Guinée: Poursuivre le procès

Le 10 juillet 2023, l'accusé Marcel Guilavogui a fait un nouveau témoignage dans le cadre du procès sur les crimes commis lors du massacre, des viols et autres abus dans un stade de Conakry en Guinée, le 28 septembre 2009. © 2023 Abdoulaye Bella Diallo

Depuis fin mai dernier, le procès du massacre du 28 septembre 2009, en Guinée, est perturbé par des revendications pécuniaires des avocats des différentes parties. Les conseils des accusés et des victimes sollicitent une aide financière de l'Etat, parce que la plupart de leurs clients sont sans le sou.

Les auditions devaient reprendre, hier lundi, mais c'est le calme plat à Conakry, à ce que l'on constate. Tenant coûte que coûte à obtenir gain de cause, les avocats refusent d'assister aux audiences, ce qui plombe la bonne marche du procès. Ils fondent leurs doléances sur l'article 12 d'une loi adoptée la veille de l'ouverture du procès. Cet article stipule que les avocats peuvent demander de l'aide juridictionnelle avant, pendant et après l'instance pour tout justiciable. L'attitude des hommes en toge noire ne plait pas au ministre de la Justice, Alphonse Charles Wright, qui ne s'attendait pas à tel blocage. Pour lui, les avocats ont librement discuté de leurs honoraires, en l'absence de l'Etat et cela n'engage qu'eux.

Dans le dossier, a indiqué le ministre de la Justice, un seul avocat a été commis d'office, lequel est régulièrement payé. M. Wright laisse entrevoir, à travers cette observation, que l'exécutif guinéen respecte ses engagements. S'il ne voit pas d'un bon oeil le combat des avocats, le Garde des Sceaux leur a tendu la main et une solution serait en passe d'être trouvée, selon des confidences faites au journal Jeune Afrique. Le gouvernement, qui table sur une mesure d'accompagnement et non une aide juridictionnelle, serait prêt à décaisser de l'argent pour les avocats. Qu'il en soit ainsi. Il faut à tout prix lever cet obstacle et permettre au procès de reprendre incessamment.
■ ■ ■ ■
● **Objectif 1**: D'après le texte sur le procès du massacre du 28 septembre 2009, sur quel article de loi les avocats fondent-ils leurs doléances ?

● **Support de travail**:
■ ■ ■ ■
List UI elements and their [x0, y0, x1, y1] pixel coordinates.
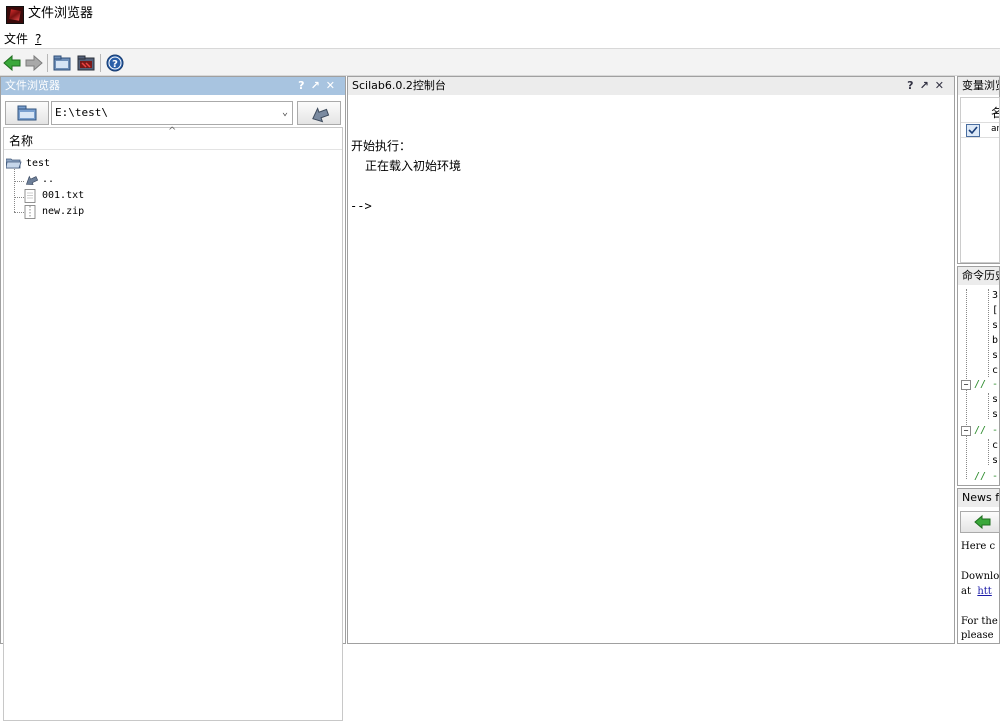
news-line: Here c [961, 541, 996, 552]
file-browser-header: 文件浏览器 ?↗✕ [1, 77, 345, 95]
panel-controls: ?↗✕ [907, 77, 950, 95]
file-browser-icon[interactable] [52, 53, 72, 73]
console-prompt: --> [350, 199, 372, 213]
undock-icon[interactable]: ↗ [311, 79, 326, 92]
news-content: Here c Downlo at htt For the please [958, 535, 999, 643]
close-icon[interactable]: ✕ [326, 79, 341, 92]
variable-browser-title: 变量浏览 [962, 79, 999, 92]
scilab-app-icon [6, 6, 24, 24]
collapse-icon[interactable]: − [961, 380, 971, 390]
variable-browser-header: 变量浏览 [958, 77, 999, 95]
close-icon[interactable]: ✕ [935, 79, 950, 92]
help-icon[interactable]: ? [298, 79, 310, 92]
console-title: Scilab6.0.2控制台 [352, 79, 446, 92]
news-back-button[interactable] [960, 511, 1000, 533]
file-list[interactable]: 名称 ^ test .. 001.txt new.zip [3, 126, 343, 721]
tree-item-label: 001.txt [42, 190, 85, 201]
zip-file-icon [24, 205, 36, 219]
tree-connector [988, 289, 989, 377]
toolbar-separator [100, 54, 101, 72]
tree-connector [14, 197, 24, 198]
forward-icon[interactable] [24, 53, 44, 73]
tree-connector [14, 212, 24, 213]
tree-connector [988, 393, 989, 419]
history-tree[interactable]: 3 [ s b s c − // - s s − // - c s // - [958, 287, 999, 485]
menu-bar: 文件 ? [0, 30, 1000, 48]
table-row[interactable]: an [961, 122, 999, 138]
history-entry[interactable]: s [992, 349, 998, 363]
command-history-title: 命令历史 [962, 269, 999, 282]
parent-folder-button[interactable] [297, 101, 341, 125]
console-icon[interactable] [76, 53, 96, 73]
parent-dir-icon [25, 175, 39, 185]
toolbar: ? [0, 48, 1000, 76]
history-session[interactable]: // - [974, 470, 998, 484]
collapse-icon[interactable]: − [961, 426, 971, 436]
news-line: For the [961, 616, 998, 627]
history-entry[interactable]: c [992, 364, 998, 378]
news-link[interactable]: htt [977, 586, 991, 597]
path-value: E:\test\ [55, 106, 108, 119]
console-line: 正在载入初始环境 [365, 159, 462, 173]
file-browser-panel: 文件浏览器 ?↗✕ E:\test\ ⌄ 名称 ^ test .. 001.tx… [0, 76, 346, 721]
menu-file[interactable]: 文件 [4, 31, 28, 47]
title-bar: 文件浏览器 [0, 0, 1000, 30]
text-file-icon [24, 189, 36, 203]
help-icon[interactable]: ? [105, 53, 125, 73]
history-entry[interactable]: s [992, 408, 998, 422]
window-title: 文件浏览器 [28, 6, 94, 21]
console-header: Scilab6.0.2控制台 ?↗✕ [348, 77, 954, 95]
history-session[interactable]: // - [974, 424, 998, 438]
svg-text:?: ? [112, 59, 118, 70]
chevron-down-icon[interactable]: ⌄ [282, 102, 288, 124]
folder-open-icon [5, 158, 22, 169]
back-icon[interactable] [2, 53, 22, 73]
column-header-name[interactable]: 名 [991, 104, 999, 121]
checkbox-checked-icon[interactable] [966, 124, 980, 137]
help-icon[interactable]: ? [907, 79, 919, 92]
news-feed-title: News f [962, 491, 999, 504]
history-entry[interactable]: s [992, 319, 998, 333]
tree-item-label: new.zip [42, 206, 85, 217]
panel-controls: ?↗✕ [298, 77, 341, 95]
console-line: 开始执行： [351, 139, 412, 153]
news-line: at htt [961, 586, 992, 597]
history-entry[interactable]: 3 [992, 289, 998, 303]
menu-help[interactable]: ? [35, 31, 41, 47]
console-output[interactable]: 开始执行： 正在载入初始环境 --> [348, 95, 954, 643]
tree-item-parent[interactable]: .. [24, 173, 54, 187]
variable-browser-panel: 变量浏览 名 an [957, 76, 1000, 264]
news-line: Downlo [961, 571, 999, 582]
command-history-panel: 命令历史 3 [ s b s c − // - s s − // - c s /… [957, 266, 1000, 486]
tree-item-file[interactable]: new.zip [24, 205, 84, 219]
history-entry[interactable]: b [992, 334, 998, 348]
back-icon [974, 514, 991, 530]
tree-connector [988, 439, 989, 465]
console-panel: Scilab6.0.2控制台 ?↗✕ 开始执行： 正在载入初始环境 --> [347, 76, 955, 644]
news-feed-header: News f [958, 489, 999, 507]
undock-icon[interactable]: ↗ [920, 79, 935, 92]
file-browser-title: 文件浏览器 [5, 79, 60, 92]
history-entry[interactable]: s [992, 393, 998, 407]
tree-connector [14, 181, 24, 182]
news-line: please [961, 630, 994, 641]
tree-item-label: .. [42, 174, 55, 185]
news-feed-panel: News f Here c Downlo at htt For the plea… [957, 488, 1000, 644]
tree-connector [14, 166, 15, 212]
path-combo[interactable]: E:\test\ ⌄ [51, 101, 293, 125]
history-session[interactable]: // - [974, 378, 998, 392]
history-entry[interactable]: c [992, 439, 998, 453]
select-folder-button[interactable] [5, 101, 49, 125]
tree-item-root[interactable]: test [5, 157, 50, 171]
tree-item-label: test [26, 158, 51, 169]
variable-name: an [991, 124, 999, 134]
sort-ascending-icon: ^ [168, 126, 177, 137]
history-entry[interactable]: [ [992, 304, 998, 318]
toolbar-separator [47, 54, 48, 72]
command-history-header: 命令历史 [958, 267, 999, 285]
history-entry[interactable]: s [992, 454, 998, 468]
tree-item-file[interactable]: 001.txt [24, 189, 84, 203]
variable-table[interactable]: 名 an [960, 97, 1000, 263]
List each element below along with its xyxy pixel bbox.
■ ■ ■ ■
● **Objectif 2**: Mettez à jour les enregistrements entre la ligne qui contient "news-line: Here c [961, 541, 996, 552]" et celle qui contient "close-icon[interactable]: ✕ [326, 79, 341, 92]", incluses, en remplaçant "console-prompt" par "console-input". Ne recopiez que ces lignes.

● **Corrigé détaillé 1**: Ils les fondent sur l'article 12 d'une loi adoptée la veille de l'ouverture du procès.

● **Corrigé détaillé 2**:
news-line: Here c [961, 541, 996, 552]
file-browser-header: 文件浏览器 ?↗✕ [1, 77, 345, 95]
panel-controls: ?↗✕ [907, 77, 950, 95]
file-browser-icon[interactable] [52, 53, 72, 73]
console-input: --> [350, 199, 372, 213]
undock-icon[interactable]: ↗ [311, 79, 326, 92]
news-content: Here c Downlo at htt For the please [958, 535, 999, 643]
close-icon[interactable]: ✕ [326, 79, 341, 92]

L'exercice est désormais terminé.